[Stated goal] From the line that includes "Convert this document image to plain text." to the last line of the data, quote each line precisely; both boundary lines belong in the answer.

══════

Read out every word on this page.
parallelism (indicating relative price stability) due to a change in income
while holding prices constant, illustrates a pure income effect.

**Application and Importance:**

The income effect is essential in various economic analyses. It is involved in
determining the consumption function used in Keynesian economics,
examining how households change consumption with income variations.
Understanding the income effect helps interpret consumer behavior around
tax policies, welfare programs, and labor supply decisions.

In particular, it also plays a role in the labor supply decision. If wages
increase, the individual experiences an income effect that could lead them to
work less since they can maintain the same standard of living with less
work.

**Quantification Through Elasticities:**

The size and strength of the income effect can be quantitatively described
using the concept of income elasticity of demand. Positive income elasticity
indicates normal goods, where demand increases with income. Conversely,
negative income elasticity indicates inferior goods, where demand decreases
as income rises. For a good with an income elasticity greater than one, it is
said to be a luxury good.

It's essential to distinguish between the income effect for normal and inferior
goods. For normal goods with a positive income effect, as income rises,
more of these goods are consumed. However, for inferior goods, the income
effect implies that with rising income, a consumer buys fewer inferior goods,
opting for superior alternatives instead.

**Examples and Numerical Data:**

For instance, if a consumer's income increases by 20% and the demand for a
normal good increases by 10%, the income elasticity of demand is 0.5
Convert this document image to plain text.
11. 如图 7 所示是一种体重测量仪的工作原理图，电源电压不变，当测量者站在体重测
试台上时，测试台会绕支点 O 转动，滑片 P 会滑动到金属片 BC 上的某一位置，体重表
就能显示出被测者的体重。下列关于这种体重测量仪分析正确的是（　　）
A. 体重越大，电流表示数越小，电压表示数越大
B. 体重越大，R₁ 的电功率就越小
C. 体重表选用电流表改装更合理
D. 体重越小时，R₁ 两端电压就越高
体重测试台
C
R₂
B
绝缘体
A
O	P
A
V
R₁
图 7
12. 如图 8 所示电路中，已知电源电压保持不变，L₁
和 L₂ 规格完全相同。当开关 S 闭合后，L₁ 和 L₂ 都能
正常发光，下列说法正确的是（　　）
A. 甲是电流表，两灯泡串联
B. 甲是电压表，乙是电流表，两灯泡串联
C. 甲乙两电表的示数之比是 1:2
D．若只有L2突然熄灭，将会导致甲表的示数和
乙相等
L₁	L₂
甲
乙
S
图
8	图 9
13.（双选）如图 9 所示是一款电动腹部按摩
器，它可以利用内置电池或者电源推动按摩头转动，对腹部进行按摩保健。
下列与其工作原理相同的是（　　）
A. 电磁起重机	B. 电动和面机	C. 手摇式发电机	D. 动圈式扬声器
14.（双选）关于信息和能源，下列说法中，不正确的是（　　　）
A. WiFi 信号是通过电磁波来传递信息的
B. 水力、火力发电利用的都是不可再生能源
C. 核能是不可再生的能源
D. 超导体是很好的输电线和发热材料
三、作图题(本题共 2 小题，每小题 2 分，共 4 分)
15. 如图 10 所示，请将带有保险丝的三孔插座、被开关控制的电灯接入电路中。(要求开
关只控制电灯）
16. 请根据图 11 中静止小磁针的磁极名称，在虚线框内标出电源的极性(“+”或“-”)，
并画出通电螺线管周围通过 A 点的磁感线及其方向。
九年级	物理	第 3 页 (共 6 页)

══════

[Written answer]
Convert this document image to plain text.
11. 如图 7 所示是一种体重测量仪的工作原理图，电源电压不变，当测量者站在体重测
试台上时，测试台会绕支点 O 转动，滑片 P 会滑动到金属片 BC 上的某一位置，体重表
就能显示出被测者的体重。下列关于这种体重测量仪分析正确的是（　　）
A. 体重越大，电流表示数越小，电压表示数越大
B. 体重越大，R₁ 的电功率就越小
C. 体重表选用电流表改装更合理
D. 体重越小时，R₁ 两端电压就越高
体重测试台
C
R₂
B
绝缘体
A
O	P
A
V
R₁
图 7
12. 如图 8 所示电路中，已知电源电压保持不变，L₁
和 L₂ 规格完全相同。当开关 S 闭合后，L₁ 和 L₂ 都能
正常发光，下列说法正确的是（　　）
A. 甲是电流表，两灯泡串联
B. 甲是电压表，乙是电流表，两灯泡串联
C. 甲乙两电表的示数之比是 1:2
D．若只有L2突然熄灭，将会导致甲表的示数和
乙相等
L₁	L₂
甲
乙
S
图
8	图 9
13.（双选）如图 9 所示是一款电动腹部按摩
器，它可以利用内置电池或者电源推动按摩头转动，对腹部进行按摩保健。
下列与其工作原理相同的是（　　）
A. 电磁起重机	B. 电动和面机	C. 手摇式发电机	D. 动圈式扬声器
14.（双选）关于信息和能源，下列说法中，不正确的是（　　　）
A. WiFi 信号是通过电磁波来传递信息的
B. 水力、火力发电利用的都是不可再生能源
C. 核能是不可再生的能源
D. 超导体是很好的输电线和发热材料
三、作图题(本题共 2 小题，每小题 2 分，共 4 分)
15. 如图 10 所示，请将带有保险丝的三孔插座、被开关控制的电灯接入电路中。(要求开
关只控制电灯）
16. 请根据图 11 中静止小磁针的磁极名称，在虚线框内标出电源的极性(“+”或“-”)，
并画出通电螺线管周围通过 A 点的磁感线及其方向。
九年级	物理	第 3 页 (共 6 页)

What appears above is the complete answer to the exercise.